Layout annotation data:
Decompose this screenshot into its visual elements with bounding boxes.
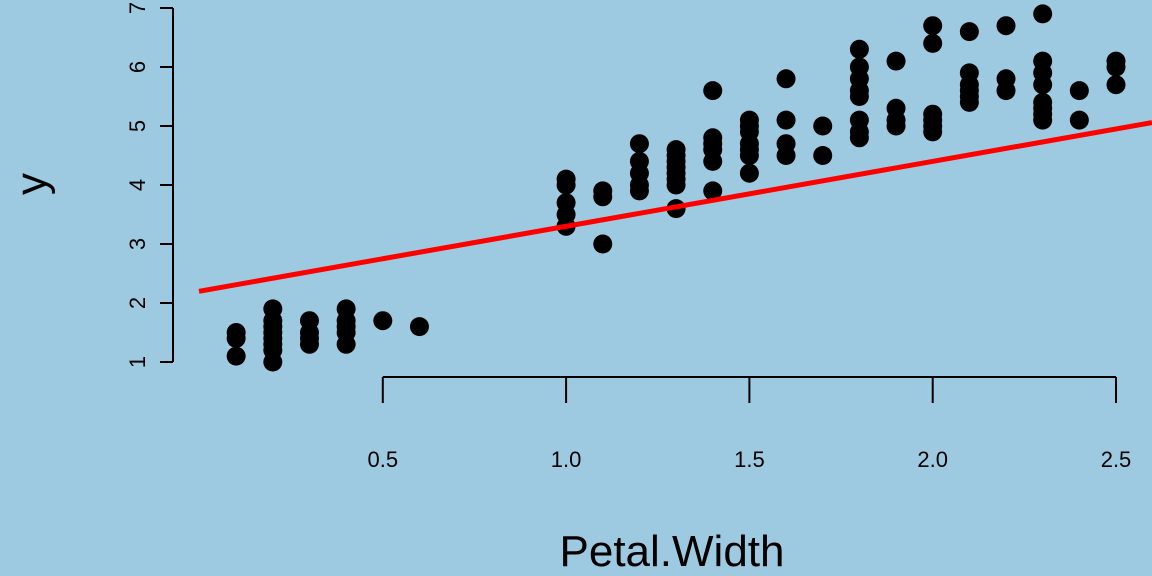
- data-point: [739, 163, 759, 183]
- x-tick-label: 1.0: [551, 447, 582, 472]
- data-point: [703, 81, 723, 101]
- data-point: [593, 181, 613, 201]
- x-tick-label: 1.5: [734, 447, 765, 472]
- data-point: [923, 16, 943, 36]
- data-point: [813, 146, 833, 165]
- fit-line-group: [198, 120, 1152, 294]
- data-point: [849, 57, 869, 77]
- data-point: [703, 128, 723, 148]
- data-point: [556, 169, 576, 189]
- data-point: [923, 104, 943, 124]
- data-point: [299, 311, 319, 331]
- data-point: [373, 311, 393, 331]
- y-tick-label: 3: [125, 238, 150, 250]
- data-point: [336, 299, 356, 319]
- data-point: [886, 51, 906, 71]
- data-point: [629, 151, 649, 171]
- data-point: [996, 16, 1016, 36]
- data-point: [1069, 110, 1089, 130]
- y-tick-label: 2: [125, 297, 150, 309]
- data-point: [593, 234, 613, 254]
- data-point: [923, 33, 943, 53]
- y-axis: 1 2 3 4 5 6 7: [125, 2, 174, 368]
- x-tick-label: 0.5: [368, 447, 399, 472]
- y-tick-label: 4: [125, 179, 150, 191]
- data-point: [776, 69, 796, 89]
- y-tick-label: 7: [125, 2, 150, 14]
- data-point: [703, 181, 723, 201]
- data-point: [226, 346, 246, 366]
- data-point: [886, 98, 906, 118]
- data-point: [1033, 92, 1053, 112]
- x-axis-title: Petal.Width: [560, 527, 785, 576]
- data-point: [849, 110, 869, 130]
- data-point: [263, 299, 283, 319]
- data-point: [776, 134, 796, 154]
- x-axis: 0.5 1.0 1.5 2.0 2.5: [368, 376, 1132, 472]
- data-point: [1033, 4, 1053, 24]
- data-point: [996, 69, 1016, 89]
- data-point: [1033, 51, 1053, 71]
- y-tick-label: 1: [125, 356, 150, 368]
- data-point: [226, 323, 246, 342]
- x-tick-label: 2.0: [917, 447, 948, 472]
- y-tick-label: 6: [125, 61, 150, 73]
- data-point: [959, 22, 979, 42]
- data-point: [1106, 51, 1126, 71]
- y-axis-title: y: [7, 173, 56, 195]
- data-point: [666, 140, 686, 160]
- data-point: [813, 116, 833, 136]
- data-point: [959, 63, 979, 83]
- data-point: [739, 110, 759, 130]
- fit-line: [198, 120, 1152, 294]
- y-tick-label: 5: [125, 120, 150, 132]
- data-point: [849, 39, 869, 59]
- data-point: [629, 134, 649, 154]
- data-point: [1106, 75, 1126, 95]
- data-points: [226, 4, 1126, 372]
- data-point: [776, 110, 796, 130]
- x-tick-label: 2.5: [1101, 447, 1132, 472]
- data-point: [409, 317, 429, 337]
- data-point: [556, 193, 576, 213]
- data-point: [1069, 81, 1089, 101]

* _EXERCISE BRIEF_:
Copy the lines of the records from the line with "- data-point: [739, 163, 759, 183]" through the line with "- y-tick-label: 3: [125, 238, 150, 250]", including both of those lines.

* _ANSWER BELOW_:
- data-point: [739, 163, 759, 183]
- x-tick-label: 1.0: [551, 447, 582, 472]
- data-point: [703, 81, 723, 101]
- data-point: [593, 181, 613, 201]
- x-tick-label: 1.5: [734, 447, 765, 472]
- data-point: [923, 16, 943, 36]
- data-point: [813, 146, 833, 165]
- fit-line-group: [198, 120, 1152, 294]
- data-point: [849, 57, 869, 77]
- data-point: [703, 128, 723, 148]
- data-point: [556, 169, 576, 189]
- data-point: [923, 104, 943, 124]
- data-point: [299, 311, 319, 331]
- data-point: [373, 311, 393, 331]
- y-tick-label: 3: [125, 238, 150, 250]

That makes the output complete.